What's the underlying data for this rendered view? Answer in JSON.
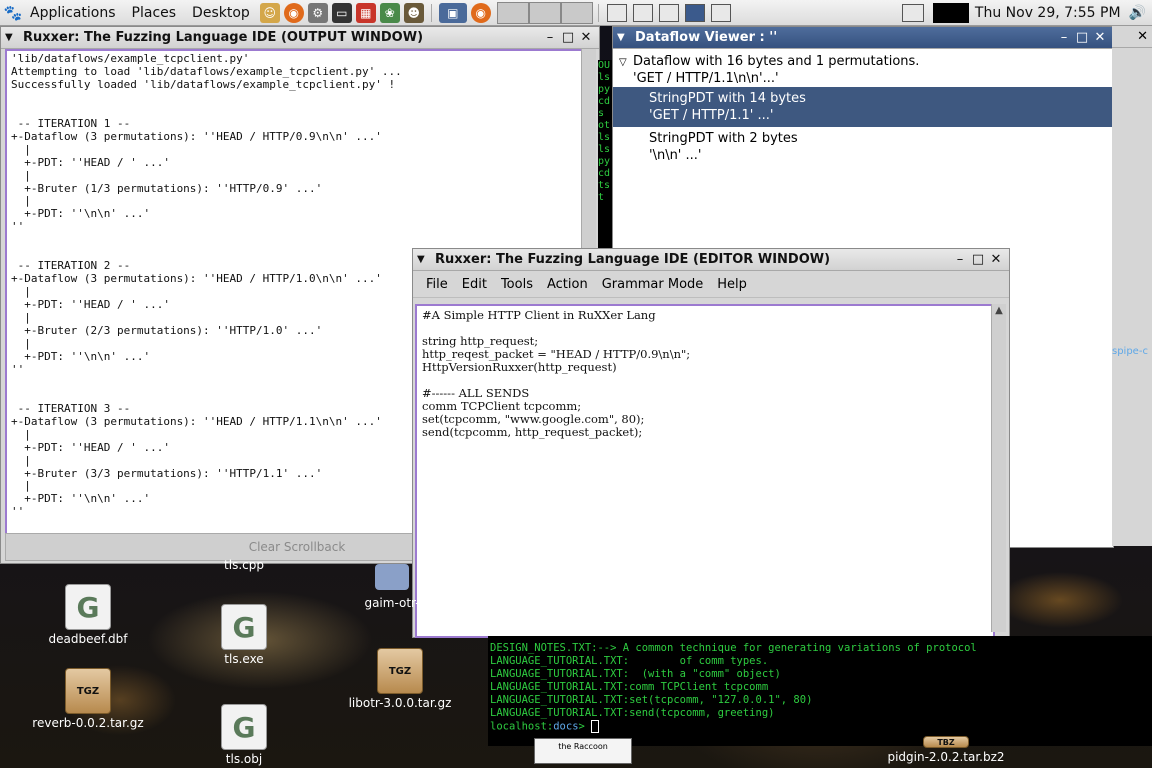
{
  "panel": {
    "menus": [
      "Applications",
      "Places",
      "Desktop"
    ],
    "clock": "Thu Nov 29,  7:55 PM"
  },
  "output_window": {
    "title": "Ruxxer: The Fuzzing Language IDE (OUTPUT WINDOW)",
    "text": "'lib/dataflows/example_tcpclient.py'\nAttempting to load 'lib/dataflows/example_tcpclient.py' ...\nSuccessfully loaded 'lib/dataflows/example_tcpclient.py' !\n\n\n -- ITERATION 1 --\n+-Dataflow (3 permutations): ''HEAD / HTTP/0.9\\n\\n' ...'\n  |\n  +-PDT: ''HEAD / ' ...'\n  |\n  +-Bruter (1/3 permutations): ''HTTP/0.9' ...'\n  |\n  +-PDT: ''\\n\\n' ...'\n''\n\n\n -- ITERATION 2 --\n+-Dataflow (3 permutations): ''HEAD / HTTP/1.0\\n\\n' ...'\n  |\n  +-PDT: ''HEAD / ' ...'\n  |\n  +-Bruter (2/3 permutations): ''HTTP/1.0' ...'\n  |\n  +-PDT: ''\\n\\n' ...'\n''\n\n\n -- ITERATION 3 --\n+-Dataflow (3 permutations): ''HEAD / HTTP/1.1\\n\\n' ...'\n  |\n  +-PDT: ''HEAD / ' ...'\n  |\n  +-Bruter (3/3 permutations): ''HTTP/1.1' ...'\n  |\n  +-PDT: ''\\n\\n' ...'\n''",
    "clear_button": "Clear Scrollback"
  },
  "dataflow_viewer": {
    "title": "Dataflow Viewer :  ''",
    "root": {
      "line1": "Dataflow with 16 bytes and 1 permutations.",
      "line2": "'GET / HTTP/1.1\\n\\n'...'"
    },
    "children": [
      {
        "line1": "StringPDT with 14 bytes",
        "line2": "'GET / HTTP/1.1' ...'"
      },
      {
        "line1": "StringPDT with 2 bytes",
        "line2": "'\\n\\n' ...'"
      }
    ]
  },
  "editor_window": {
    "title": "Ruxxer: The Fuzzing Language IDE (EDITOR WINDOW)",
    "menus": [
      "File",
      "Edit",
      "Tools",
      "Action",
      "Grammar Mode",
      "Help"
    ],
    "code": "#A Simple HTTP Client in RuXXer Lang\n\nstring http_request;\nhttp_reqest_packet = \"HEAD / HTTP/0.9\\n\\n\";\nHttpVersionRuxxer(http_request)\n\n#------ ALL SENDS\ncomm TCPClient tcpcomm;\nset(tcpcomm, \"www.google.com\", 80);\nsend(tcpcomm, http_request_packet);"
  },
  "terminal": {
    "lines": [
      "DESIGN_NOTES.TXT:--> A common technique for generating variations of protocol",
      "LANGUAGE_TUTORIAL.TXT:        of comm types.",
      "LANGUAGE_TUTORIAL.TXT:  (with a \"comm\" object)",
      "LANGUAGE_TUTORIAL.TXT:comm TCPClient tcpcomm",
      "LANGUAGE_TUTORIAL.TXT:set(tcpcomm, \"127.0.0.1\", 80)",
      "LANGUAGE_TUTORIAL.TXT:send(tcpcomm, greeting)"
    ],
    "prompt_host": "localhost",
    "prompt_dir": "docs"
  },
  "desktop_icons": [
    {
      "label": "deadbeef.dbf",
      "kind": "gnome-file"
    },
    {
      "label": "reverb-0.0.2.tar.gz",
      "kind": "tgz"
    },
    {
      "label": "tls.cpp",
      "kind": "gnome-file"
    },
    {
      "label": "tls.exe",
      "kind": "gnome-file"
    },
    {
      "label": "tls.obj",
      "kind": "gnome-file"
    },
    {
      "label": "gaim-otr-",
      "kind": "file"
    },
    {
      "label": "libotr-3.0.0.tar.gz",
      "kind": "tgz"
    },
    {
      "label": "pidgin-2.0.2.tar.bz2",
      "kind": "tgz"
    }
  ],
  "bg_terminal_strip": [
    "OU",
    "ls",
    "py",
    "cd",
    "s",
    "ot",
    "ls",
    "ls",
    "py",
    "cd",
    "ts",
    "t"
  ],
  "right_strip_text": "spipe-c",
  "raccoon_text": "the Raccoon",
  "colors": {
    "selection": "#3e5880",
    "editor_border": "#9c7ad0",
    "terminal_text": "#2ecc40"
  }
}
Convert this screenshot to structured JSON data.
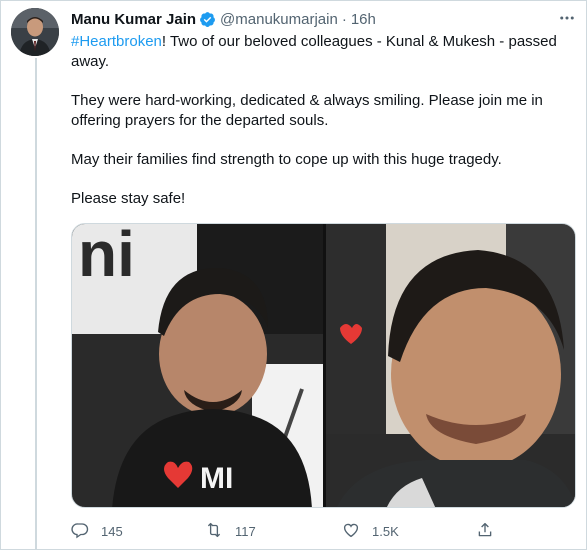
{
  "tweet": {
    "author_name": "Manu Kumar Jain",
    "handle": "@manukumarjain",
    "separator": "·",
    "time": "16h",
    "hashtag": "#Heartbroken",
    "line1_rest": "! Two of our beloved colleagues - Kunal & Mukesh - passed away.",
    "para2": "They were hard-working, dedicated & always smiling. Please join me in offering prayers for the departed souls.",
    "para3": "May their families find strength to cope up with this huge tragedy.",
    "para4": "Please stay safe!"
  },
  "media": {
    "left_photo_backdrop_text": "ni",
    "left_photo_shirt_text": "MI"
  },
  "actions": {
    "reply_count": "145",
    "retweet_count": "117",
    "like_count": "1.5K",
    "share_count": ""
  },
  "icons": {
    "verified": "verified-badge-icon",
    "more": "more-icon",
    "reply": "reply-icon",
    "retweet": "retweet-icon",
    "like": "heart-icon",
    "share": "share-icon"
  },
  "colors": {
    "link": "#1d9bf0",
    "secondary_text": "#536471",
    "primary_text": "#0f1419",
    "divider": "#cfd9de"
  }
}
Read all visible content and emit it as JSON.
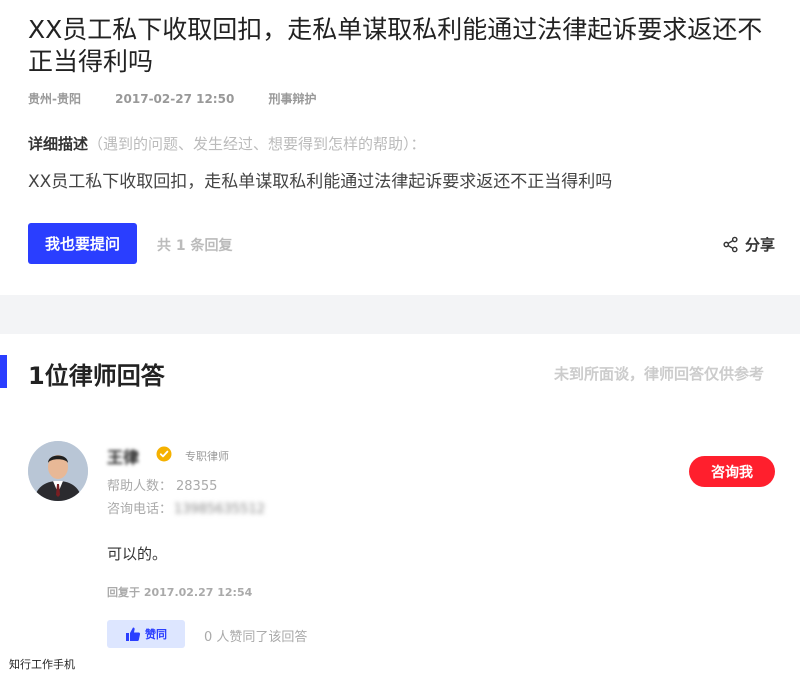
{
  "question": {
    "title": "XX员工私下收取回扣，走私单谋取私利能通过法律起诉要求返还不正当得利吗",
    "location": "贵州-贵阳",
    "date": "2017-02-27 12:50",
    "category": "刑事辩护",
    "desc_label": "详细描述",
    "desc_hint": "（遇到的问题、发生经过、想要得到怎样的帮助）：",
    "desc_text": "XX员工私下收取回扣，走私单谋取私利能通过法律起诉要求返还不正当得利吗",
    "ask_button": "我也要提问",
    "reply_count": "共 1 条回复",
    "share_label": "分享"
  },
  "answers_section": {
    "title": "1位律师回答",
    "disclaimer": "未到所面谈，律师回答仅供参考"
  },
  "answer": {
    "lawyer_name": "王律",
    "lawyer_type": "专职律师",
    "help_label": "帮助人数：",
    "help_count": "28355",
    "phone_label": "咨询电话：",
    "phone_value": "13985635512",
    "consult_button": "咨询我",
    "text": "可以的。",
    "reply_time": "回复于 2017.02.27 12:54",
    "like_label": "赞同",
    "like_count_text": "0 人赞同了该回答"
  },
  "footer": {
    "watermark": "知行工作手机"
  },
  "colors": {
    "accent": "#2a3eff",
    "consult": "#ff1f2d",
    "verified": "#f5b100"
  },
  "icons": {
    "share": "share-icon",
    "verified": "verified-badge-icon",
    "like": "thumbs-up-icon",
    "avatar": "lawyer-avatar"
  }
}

= = = = =

■ **EXERCISE DIRECTIONS**
Each line of the data is to be duplicated exactly; pictures stay out of the copy.

■ **WORKED SOLUTION**
What's the underlying data for this rendered view? Answer in JSON.
{
  "panel": {
    "menus": [
      "Applications",
      "Places",
      "Desktop"
    ],
    "clock": "Thu Nov 29,  7:55 PM"
  },
  "output_window": {
    "title": "Ruxxer: The Fuzzing Language IDE (OUTPUT WINDOW)",
    "text": "'lib/dataflows/example_tcpclient.py'\nAttempting to load 'lib/dataflows/example_tcpclient.py' ...\nSuccessfully loaded 'lib/dataflows/example_tcpclient.py' !\n\n\n -- ITERATION 1 --\n+-Dataflow (3 permutations): ''HEAD / HTTP/0.9\\n\\n' ...'\n  |\n  +-PDT: ''HEAD / ' ...'\n  |\n  +-Bruter (1/3 permutations): ''HTTP/0.9' ...'\n  |\n  +-PDT: ''\\n\\n' ...'\n''\n\n\n -- ITERATION 2 --\n+-Dataflow (3 permutations): ''HEAD / HTTP/1.0\\n\\n' ...'\n  |\n  +-PDT: ''HEAD / ' ...'\n  |\n  +-Bruter (2/3 permutations): ''HTTP/1.0' ...'\n  |\n  +-PDT: ''\\n\\n' ...'\n''\n\n\n -- ITERATION 3 --\n+-Dataflow (3 permutations): ''HEAD / HTTP/1.1\\n\\n' ...'\n  |\n  +-PDT: ''HEAD / ' ...'\n  |\n  +-Bruter (3/3 permutations): ''HTTP/1.1' ...'\n  |\n  +-PDT: ''\\n\\n' ...'\n''",
    "clear_button": "Clear Scrollback"
  },
  "dataflow_viewer": {
    "title": "Dataflow Viewer :  ''",
    "root": {
      "line1": "Dataflow with 16 bytes and 1 permutations.",
      "line2": "'GET / HTTP/1.1\\n\\n'...'"
    },
    "children": [
      {
        "line1": "StringPDT with 14 bytes",
        "line2": "'GET / HTTP/1.1' ...'"
      },
      {
        "line1": "StringPDT with 2 bytes",
        "line2": "'\\n\\n' ...'"
      }
    ]
  },
  "editor_window": {
    "title": "Ruxxer: The Fuzzing Language IDE (EDITOR WINDOW)",
    "menus": [
      "File",
      "Edit",
      "Tools",
      "Action",
      "Grammar Mode",
      "Help"
    ],
    "code": "#A Simple HTTP Client in RuXXer Lang\n\nstring http_request;\nhttp_reqest_packet = \"HEAD / HTTP/0.9\\n\\n\";\nHttpVersionRuxxer(http_request)\n\n#------ ALL SENDS\ncomm TCPClient tcpcomm;\nset(tcpcomm, \"www.google.com\", 80);\nsend(tcpcomm, http_request_packet);"
  },
  "terminal": {
    "lines": [
      "DESIGN_NOTES.TXT:--> A common technique for generating variations of protocol",
      "LANGUAGE_TUTORIAL.TXT:        of comm types.",
      "LANGUAGE_TUTORIAL.TXT:  (with a \"comm\" object)",
      "LANGUAGE_TUTORIAL.TXT:comm TCPClient tcpcomm",
      "LANGUAGE_TUTORIAL.TXT:set(tcpcomm, \"127.0.0.1\", 80)",
      "LANGUAGE_TUTORIAL.TXT:send(tcpcomm, greeting)"
    ],
    "prompt_host": "localhost",
    "prompt_dir": "docs"
  },
  "desktop_icons": [
    {
      "label": "deadbeef.dbf",
      "kind": "gnome-file"
    },
    {
      "label": "reverb-0.0.2.tar.gz",
      "kind": "tgz"
    },
    {
      "label": "tls.cpp",
      "kind": "gnome-file"
    },
    {
      "label": "tls.exe",
      "kind": "gnome-file"
    },
    {
      "label": "tls.obj",
      "kind": "gnome-file"
    },
    {
      "label": "gaim-otr-",
      "kind": "file"
    },
    {
      "label": "libotr-3.0.0.tar.gz",
      "kind": "tgz"
    },
    {
      "label": "pidgin-2.0.2.tar.bz2",
      "kind": "tgz"
    }
  ],
  "bg_terminal_strip": [
    "OU",
    "ls",
    "py",
    "cd",
    "s",
    "ot",
    "ls",
    "ls",
    "py",
    "cd",
    "ts",
    "t"
  ],
  "right_strip_text": "spipe-c",
  "raccoon_text": "the Raccoon",
  "colors": {
    "selection": "#3e5880",
    "editor_border": "#9c7ad0",
    "terminal_text": "#2ecc40"
  }
}
Convert this screenshot to structured JSON data.
{
  "tweet": {
    "author_name": "Manu Kumar Jain",
    "handle": "@manukumarjain",
    "separator": "·",
    "time": "16h",
    "hashtag": "#Heartbroken",
    "line1_rest": "! Two of our beloved colleagues - Kunal & Mukesh - passed away.",
    "para2": "They were hard-working, dedicated & always smiling. Please join me in offering prayers for the departed souls.",
    "para3": "May their families find strength to cope up with this huge tragedy.",
    "para4": "Please stay safe!"
  },
  "media": {
    "left_photo_backdrop_text": "ni",
    "left_photo_shirt_text": "MI"
  },
  "actions": {
    "reply_count": "145",
    "retweet_count": "117",
    "like_count": "1.5K",
    "share_count": ""
  },
  "icons": {
    "verified": "verified-badge-icon",
    "more": "more-icon",
    "reply": "reply-icon",
    "retweet": "retweet-icon",
    "like": "heart-icon",
    "share": "share-icon"
  },
  "colors": {
    "link": "#1d9bf0",
    "secondary_text": "#536471",
    "primary_text": "#0f1419",
    "divider": "#cfd9de"
  }
}
Read all visible content and emit it as JSON.
{
  "question": {
    "title": "XX员工私下收取回扣，走私单谋取私利能通过法律起诉要求返还不正当得利吗",
    "location": "贵州-贵阳",
    "date": "2017-02-27 12:50",
    "category": "刑事辩护",
    "desc_label": "详细描述",
    "desc_hint": "（遇到的问题、发生经过、想要得到怎样的帮助）：",
    "desc_text": "XX员工私下收取回扣，走私单谋取私利能通过法律起诉要求返还不正当得利吗",
    "ask_button": "我也要提问",
    "reply_count": "共 1 条回复",
    "share_label": "分享"
  },
  "answers_section": {
    "title": "1位律师回答",
    "disclaimer": "未到所面谈，律师回答仅供参考"
  },
  "answer": {
    "lawyer_name": "王律",
    "lawyer_type": "专职律师",
    "help_label": "帮助人数：",
    "help_count": "28355",
    "phone_label": "咨询电话：",
    "phone_value": "13985635512",
    "consult_button": "咨询我",
    "text": "可以的。",
    "reply_time": "回复于 2017.02.27 12:54",
    "like_label": "赞同",
    "like_count_text": "0 人赞同了该回答"
  },
  "footer": {
    "watermark": "知行工作手机"
  },
  "colors": {
    "accent": "#2a3eff",
    "consult": "#ff1f2d",
    "verified": "#f5b100"
  },
  "icons": {
    "share": "share-icon",
    "verified": "verified-badge-icon",
    "like": "thumbs-up-icon",
    "avatar": "lawyer-avatar"
  }
}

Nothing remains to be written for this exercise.